Rows from a dataset
----

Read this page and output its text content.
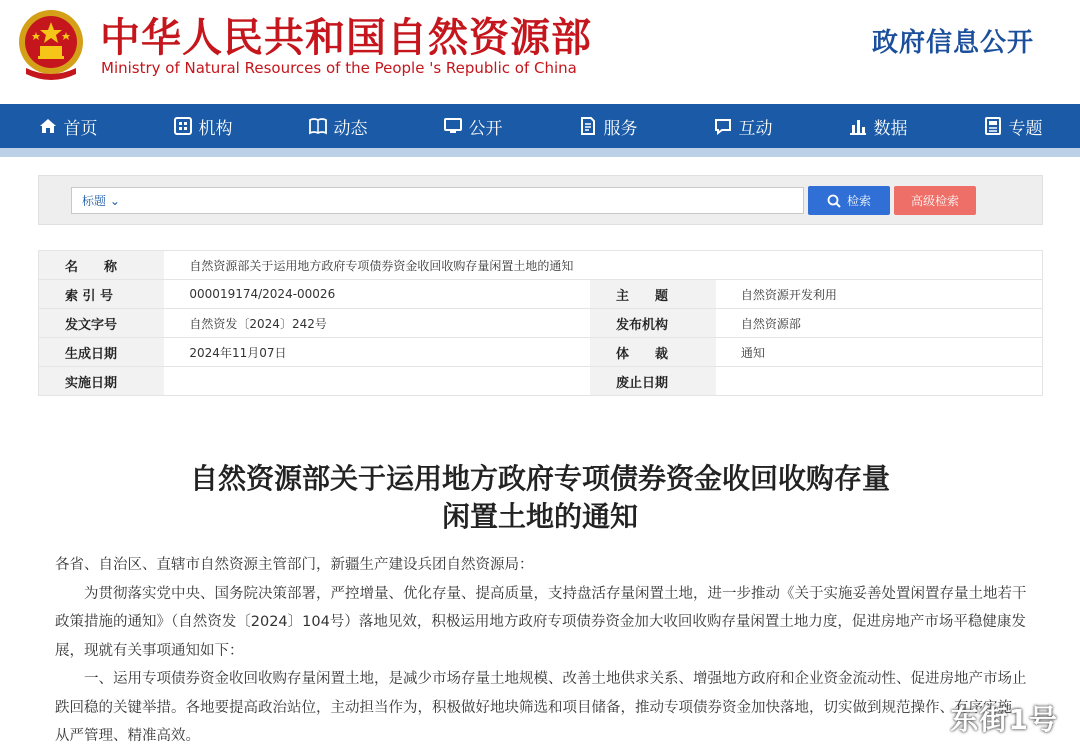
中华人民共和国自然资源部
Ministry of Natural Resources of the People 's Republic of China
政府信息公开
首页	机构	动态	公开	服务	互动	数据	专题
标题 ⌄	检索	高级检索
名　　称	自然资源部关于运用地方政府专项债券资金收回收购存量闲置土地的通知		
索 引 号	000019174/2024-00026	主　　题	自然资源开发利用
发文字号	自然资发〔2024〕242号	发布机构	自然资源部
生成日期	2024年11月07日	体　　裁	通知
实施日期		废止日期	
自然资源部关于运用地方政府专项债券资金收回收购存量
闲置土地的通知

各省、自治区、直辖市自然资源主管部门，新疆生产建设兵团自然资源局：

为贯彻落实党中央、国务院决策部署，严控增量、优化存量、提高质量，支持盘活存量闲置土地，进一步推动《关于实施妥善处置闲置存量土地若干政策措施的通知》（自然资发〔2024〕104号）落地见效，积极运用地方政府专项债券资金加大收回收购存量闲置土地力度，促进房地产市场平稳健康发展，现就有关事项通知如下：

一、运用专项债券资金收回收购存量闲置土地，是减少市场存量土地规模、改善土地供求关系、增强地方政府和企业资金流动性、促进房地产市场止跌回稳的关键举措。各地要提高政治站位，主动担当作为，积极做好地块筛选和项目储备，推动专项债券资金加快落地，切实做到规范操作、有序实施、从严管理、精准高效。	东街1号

----

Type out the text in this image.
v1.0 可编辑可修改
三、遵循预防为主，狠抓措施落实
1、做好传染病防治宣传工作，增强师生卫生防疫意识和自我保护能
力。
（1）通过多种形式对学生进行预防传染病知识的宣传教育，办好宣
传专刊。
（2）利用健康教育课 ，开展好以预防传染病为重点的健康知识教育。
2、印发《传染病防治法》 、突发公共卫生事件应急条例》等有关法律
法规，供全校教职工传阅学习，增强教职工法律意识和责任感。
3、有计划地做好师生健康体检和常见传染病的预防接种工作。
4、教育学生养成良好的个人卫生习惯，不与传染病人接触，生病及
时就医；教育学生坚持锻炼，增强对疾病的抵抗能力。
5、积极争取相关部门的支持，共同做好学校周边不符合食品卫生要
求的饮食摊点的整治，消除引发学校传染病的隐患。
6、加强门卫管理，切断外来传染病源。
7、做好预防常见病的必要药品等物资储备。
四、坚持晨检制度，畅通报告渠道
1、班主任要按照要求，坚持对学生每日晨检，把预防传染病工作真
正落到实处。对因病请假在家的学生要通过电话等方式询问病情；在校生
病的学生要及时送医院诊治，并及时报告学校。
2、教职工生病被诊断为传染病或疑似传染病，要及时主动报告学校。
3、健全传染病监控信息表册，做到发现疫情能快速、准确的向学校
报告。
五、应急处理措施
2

----

▸ **WRITTEN TASK**:
How many lines of the data hold the string "自然资发"? Reply with the number alone.

▸ **OUTPUT OF THE TASK**:
2